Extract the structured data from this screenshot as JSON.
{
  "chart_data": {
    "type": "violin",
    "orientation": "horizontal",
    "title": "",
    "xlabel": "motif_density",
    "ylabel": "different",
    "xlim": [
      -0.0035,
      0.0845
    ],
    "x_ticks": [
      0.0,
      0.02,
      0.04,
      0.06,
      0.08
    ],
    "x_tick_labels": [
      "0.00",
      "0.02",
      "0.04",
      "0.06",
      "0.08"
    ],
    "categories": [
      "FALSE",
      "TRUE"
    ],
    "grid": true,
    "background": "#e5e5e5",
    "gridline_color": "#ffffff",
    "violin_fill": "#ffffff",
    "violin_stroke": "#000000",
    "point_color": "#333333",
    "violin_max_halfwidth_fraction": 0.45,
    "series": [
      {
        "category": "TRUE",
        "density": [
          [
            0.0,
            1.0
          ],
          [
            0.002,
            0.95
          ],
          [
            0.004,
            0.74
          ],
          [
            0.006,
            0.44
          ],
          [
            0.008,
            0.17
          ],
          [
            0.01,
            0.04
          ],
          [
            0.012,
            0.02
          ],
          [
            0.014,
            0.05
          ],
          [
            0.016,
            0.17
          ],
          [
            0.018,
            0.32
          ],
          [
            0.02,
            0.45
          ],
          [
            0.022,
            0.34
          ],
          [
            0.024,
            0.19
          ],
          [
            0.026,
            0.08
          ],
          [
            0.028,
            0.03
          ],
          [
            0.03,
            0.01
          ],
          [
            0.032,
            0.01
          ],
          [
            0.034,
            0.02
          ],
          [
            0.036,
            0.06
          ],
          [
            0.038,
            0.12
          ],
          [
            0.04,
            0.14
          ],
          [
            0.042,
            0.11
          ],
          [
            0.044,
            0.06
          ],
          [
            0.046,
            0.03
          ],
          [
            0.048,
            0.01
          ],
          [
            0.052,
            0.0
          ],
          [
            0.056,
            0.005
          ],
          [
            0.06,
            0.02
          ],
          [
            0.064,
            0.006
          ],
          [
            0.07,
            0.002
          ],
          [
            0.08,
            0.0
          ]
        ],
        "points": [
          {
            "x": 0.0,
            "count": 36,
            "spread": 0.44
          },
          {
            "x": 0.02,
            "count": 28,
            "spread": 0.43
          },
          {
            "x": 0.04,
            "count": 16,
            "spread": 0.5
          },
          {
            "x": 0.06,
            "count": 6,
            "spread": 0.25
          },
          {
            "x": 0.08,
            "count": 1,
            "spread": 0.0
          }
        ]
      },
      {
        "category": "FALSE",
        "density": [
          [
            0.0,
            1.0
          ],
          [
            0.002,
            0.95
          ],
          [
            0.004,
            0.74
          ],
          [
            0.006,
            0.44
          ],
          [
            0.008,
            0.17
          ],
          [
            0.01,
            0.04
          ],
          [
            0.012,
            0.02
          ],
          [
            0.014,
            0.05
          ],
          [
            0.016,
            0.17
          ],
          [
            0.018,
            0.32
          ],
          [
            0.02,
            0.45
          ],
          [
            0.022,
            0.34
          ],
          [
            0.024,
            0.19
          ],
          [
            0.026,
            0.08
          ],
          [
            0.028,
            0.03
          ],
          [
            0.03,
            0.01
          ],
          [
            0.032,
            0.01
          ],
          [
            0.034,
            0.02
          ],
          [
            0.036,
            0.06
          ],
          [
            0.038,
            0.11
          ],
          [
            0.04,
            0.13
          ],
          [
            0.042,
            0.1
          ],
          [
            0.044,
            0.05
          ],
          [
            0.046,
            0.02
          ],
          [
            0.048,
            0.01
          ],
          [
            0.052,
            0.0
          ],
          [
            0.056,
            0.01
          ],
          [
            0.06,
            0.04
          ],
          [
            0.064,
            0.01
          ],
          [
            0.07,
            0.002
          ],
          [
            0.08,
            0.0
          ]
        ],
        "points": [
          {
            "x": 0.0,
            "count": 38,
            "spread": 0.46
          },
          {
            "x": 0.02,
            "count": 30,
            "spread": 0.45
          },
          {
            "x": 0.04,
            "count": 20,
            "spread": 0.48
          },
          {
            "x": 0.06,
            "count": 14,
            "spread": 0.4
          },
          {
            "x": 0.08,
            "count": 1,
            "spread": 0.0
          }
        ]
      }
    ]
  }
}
________________________
**TASK TO COMPLETE:**
Take the entries above and transcribe them in full.

**EXERCISE SOLUTION:**
Extract the structured data from this screenshot as JSON.
{
  "chart_data": {
    "type": "violin",
    "orientation": "horizontal",
    "title": "",
    "xlabel": "motif_density",
    "ylabel": "different",
    "xlim": [
      -0.0035,
      0.0845
    ],
    "x_ticks": [
      0.0,
      0.02,
      0.04,
      0.06,
      0.08
    ],
    "x_tick_labels": [
      "0.00",
      "0.02",
      "0.04",
      "0.06",
      "0.08"
    ],
    "categories": [
      "FALSE",
      "TRUE"
    ],
    "grid": true,
    "background": "#e5e5e5",
    "gridline_color": "#ffffff",
    "violin_fill": "#ffffff",
    "violin_stroke": "#000000",
    "point_color": "#333333",
    "violin_max_halfwidth_fraction": 0.45,
    "series": [
      {
        "category": "TRUE",
        "density": [
          [
            0.0,
            1.0
          ],
          [
            0.002,
            0.95
          ],
          [
            0.004,
            0.74
          ],
          [
            0.006,
            0.44
          ],
          [
            0.008,
            0.17
          ],
          [
            0.01,
            0.04
          ],
          [
            0.012,
            0.02
          ],
          [
            0.014,
            0.05
          ],
          [
            0.016,
            0.17
          ],
          [
            0.018,
            0.32
          ],
          [
            0.02,
            0.45
          ],
          [
            0.022,
            0.34
          ],
          [
            0.024,
            0.19
          ],
          [
            0.026,
            0.08
          ],
          [
            0.028,
            0.03
          ],
          [
            0.03,
            0.01
          ],
          [
            0.032,
            0.01
          ],
          [
            0.034,
            0.02
          ],
          [
            0.036,
            0.06
          ],
          [
            0.038,
            0.12
          ],
          [
            0.04,
            0.14
          ],
          [
            0.042,
            0.11
          ],
          [
            0.044,
            0.06
          ],
          [
            0.046,
            0.03
          ],
          [
            0.048,
            0.01
          ],
          [
            0.052,
            0.0
          ],
          [
            0.056,
            0.005
          ],
          [
            0.06,
            0.02
          ],
          [
            0.064,
            0.006
          ],
          [
            0.07,
            0.002
          ],
          [
            0.08,
            0.0
          ]
        ],
        "points": [
          {
            "x": 0.0,
            "count": 36,
            "spread": 0.44
          },
          {
            "x": 0.02,
            "count": 28,
            "spread": 0.43
          },
          {
            "x": 0.04,
            "count": 16,
            "spread": 0.5
          },
          {
            "x": 0.06,
            "count": 6,
            "spread": 0.25
          },
          {
            "x": 0.08,
            "count": 1,
            "spread": 0.0
          }
        ]
      },
      {
        "category": "FALSE",
        "density": [
          [
            0.0,
            1.0
          ],
          [
            0.002,
            0.95
          ],
          [
            0.004,
            0.74
          ],
          [
            0.006,
            0.44
          ],
          [
            0.008,
            0.17
          ],
          [
            0.01,
            0.04
          ],
          [
            0.012,
            0.02
          ],
          [
            0.014,
            0.05
          ],
          [
            0.016,
            0.17
          ],
          [
            0.018,
            0.32
          ],
          [
            0.02,
            0.45
          ],
          [
            0.022,
            0.34
          ],
          [
            0.024,
            0.19
          ],
          [
            0.026,
            0.08
          ],
          [
            0.028,
            0.03
          ],
          [
            0.03,
            0.01
          ],
          [
            0.032,
            0.01
          ],
          [
            0.034,
            0.02
          ],
          [
            0.036,
            0.06
          ],
          [
            0.038,
            0.11
          ],
          [
            0.04,
            0.13
          ],
          [
            0.042,
            0.1
          ],
          [
            0.044,
            0.05
          ],
          [
            0.046,
            0.02
          ],
          [
            0.048,
            0.01
          ],
          [
            0.052,
            0.0
          ],
          [
            0.056,
            0.01
          ],
          [
            0.06,
            0.04
          ],
          [
            0.064,
            0.01
          ],
          [
            0.07,
            0.002
          ],
          [
            0.08,
            0.0
          ]
        ],
        "points": [
          {
            "x": 0.0,
            "count": 38,
            "spread": 0.46
          },
          {
            "x": 0.02,
            "count": 30,
            "spread": 0.45
          },
          {
            "x": 0.04,
            "count": 20,
            "spread": 0.48
          },
          {
            "x": 0.06,
            "count": 14,
            "spread": 0.4
          },
          {
            "x": 0.08,
            "count": 1,
            "spread": 0.0
          }
        ]
      }
    ]
  }
}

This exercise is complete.